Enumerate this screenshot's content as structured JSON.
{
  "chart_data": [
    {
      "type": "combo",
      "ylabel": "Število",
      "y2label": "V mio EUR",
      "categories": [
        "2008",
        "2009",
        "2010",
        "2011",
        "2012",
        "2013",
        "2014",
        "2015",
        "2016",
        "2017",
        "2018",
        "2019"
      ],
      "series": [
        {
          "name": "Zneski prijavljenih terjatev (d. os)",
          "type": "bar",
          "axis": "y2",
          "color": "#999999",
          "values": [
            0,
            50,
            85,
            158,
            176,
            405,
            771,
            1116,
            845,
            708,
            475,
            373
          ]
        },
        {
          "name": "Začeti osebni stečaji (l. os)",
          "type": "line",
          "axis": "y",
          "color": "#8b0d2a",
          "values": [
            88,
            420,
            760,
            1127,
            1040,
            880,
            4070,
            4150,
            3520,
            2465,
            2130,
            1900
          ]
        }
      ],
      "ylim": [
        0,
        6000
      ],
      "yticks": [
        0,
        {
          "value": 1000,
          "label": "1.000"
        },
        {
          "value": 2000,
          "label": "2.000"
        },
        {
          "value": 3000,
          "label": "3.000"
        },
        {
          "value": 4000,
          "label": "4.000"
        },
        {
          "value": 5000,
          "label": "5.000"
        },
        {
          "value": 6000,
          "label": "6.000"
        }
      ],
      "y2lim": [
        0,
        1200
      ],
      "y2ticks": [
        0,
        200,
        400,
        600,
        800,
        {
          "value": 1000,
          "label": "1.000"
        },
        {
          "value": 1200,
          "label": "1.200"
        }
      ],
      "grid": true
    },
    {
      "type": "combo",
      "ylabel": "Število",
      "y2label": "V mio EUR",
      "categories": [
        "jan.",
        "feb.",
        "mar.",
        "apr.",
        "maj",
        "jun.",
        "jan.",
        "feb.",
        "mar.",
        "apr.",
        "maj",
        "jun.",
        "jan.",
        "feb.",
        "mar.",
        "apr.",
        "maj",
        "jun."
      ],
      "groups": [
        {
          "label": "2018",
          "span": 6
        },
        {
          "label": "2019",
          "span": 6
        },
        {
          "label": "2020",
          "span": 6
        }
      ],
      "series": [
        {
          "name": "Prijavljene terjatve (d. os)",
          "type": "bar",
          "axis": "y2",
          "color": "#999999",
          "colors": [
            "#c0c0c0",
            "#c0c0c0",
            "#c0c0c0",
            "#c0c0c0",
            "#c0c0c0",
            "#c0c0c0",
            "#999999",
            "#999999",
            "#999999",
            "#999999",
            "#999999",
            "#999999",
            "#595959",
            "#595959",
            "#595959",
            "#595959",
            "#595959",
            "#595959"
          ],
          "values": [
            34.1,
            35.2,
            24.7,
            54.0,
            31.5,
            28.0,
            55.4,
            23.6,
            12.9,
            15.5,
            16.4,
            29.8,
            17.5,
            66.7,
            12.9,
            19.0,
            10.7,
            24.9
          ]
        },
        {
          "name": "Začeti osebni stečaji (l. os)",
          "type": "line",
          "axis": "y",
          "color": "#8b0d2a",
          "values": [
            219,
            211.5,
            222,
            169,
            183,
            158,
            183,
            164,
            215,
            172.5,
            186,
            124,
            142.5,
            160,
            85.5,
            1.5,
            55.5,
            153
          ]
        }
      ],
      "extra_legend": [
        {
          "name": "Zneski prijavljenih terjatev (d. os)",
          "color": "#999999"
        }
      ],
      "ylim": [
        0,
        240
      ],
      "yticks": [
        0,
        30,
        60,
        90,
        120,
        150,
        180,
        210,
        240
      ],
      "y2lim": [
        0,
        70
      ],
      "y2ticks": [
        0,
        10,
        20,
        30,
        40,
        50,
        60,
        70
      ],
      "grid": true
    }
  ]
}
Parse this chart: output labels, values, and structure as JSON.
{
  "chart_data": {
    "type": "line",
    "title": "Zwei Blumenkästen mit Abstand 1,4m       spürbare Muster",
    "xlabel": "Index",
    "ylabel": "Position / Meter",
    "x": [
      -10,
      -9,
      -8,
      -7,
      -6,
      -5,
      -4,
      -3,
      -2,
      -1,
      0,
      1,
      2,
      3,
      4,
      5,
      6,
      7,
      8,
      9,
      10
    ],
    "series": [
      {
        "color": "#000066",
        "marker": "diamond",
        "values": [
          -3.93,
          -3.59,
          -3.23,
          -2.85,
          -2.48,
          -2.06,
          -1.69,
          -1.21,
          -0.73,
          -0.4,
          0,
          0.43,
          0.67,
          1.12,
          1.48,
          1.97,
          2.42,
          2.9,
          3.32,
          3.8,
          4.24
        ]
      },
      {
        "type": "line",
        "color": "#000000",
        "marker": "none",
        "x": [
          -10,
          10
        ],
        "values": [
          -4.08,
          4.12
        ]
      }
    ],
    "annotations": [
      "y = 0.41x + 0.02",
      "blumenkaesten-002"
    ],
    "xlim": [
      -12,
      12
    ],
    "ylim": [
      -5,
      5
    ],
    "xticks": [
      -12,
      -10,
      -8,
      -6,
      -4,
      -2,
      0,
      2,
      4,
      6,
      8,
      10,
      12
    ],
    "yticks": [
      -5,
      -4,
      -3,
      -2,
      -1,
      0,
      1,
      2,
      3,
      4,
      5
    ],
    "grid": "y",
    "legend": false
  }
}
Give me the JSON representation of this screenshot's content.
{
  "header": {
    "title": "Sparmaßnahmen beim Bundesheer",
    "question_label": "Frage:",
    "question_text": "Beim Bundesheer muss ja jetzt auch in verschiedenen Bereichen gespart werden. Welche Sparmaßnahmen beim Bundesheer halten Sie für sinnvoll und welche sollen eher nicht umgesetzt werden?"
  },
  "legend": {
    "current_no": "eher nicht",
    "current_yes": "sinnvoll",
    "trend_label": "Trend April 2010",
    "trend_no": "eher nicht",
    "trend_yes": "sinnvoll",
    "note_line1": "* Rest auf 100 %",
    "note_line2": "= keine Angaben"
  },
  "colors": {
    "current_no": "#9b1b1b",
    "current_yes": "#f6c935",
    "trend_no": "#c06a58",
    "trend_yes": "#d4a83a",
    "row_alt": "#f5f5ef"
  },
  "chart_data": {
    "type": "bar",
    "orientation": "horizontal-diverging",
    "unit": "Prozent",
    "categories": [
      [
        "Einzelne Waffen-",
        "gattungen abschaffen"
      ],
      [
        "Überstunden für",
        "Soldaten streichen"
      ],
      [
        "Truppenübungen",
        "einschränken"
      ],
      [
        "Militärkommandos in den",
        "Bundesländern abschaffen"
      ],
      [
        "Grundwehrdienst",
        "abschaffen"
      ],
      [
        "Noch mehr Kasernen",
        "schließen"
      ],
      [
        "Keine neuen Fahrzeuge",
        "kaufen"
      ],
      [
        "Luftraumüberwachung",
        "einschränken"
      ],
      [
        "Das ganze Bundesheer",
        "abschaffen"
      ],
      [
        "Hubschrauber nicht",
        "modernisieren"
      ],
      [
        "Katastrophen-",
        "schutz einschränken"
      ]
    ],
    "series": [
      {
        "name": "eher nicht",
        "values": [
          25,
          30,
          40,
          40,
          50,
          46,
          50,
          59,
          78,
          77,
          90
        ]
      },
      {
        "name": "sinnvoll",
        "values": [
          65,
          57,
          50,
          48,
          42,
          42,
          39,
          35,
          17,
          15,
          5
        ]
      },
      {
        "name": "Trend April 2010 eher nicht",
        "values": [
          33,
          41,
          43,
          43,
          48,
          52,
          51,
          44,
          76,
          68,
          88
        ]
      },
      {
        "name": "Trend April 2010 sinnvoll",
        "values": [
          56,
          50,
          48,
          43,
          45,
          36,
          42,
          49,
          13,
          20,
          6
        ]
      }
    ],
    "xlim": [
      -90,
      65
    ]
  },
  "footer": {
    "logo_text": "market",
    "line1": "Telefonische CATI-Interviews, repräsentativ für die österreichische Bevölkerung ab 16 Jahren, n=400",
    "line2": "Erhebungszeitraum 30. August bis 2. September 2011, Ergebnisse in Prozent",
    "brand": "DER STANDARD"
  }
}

Problem requirements — Which lines in the records above contain the string "name"? Copy each one.

Final answer —
          "name": "Zneski prijavljenih terjatev (d. os)",
          "name": "Začeti osebni stečaji (l. os)",
          "name": "Prijavljene terjatve (d. os)",
          "name": "Začeti osebni stečaji (l. os)",
          "name": "Zneski prijavljenih terjatev (d. os)",
        "name": "eher nicht",
        "name": "sinnvoll",
        "name": "Trend April 2010 eher nicht",
        "name": "Trend April 2010 sinnvoll",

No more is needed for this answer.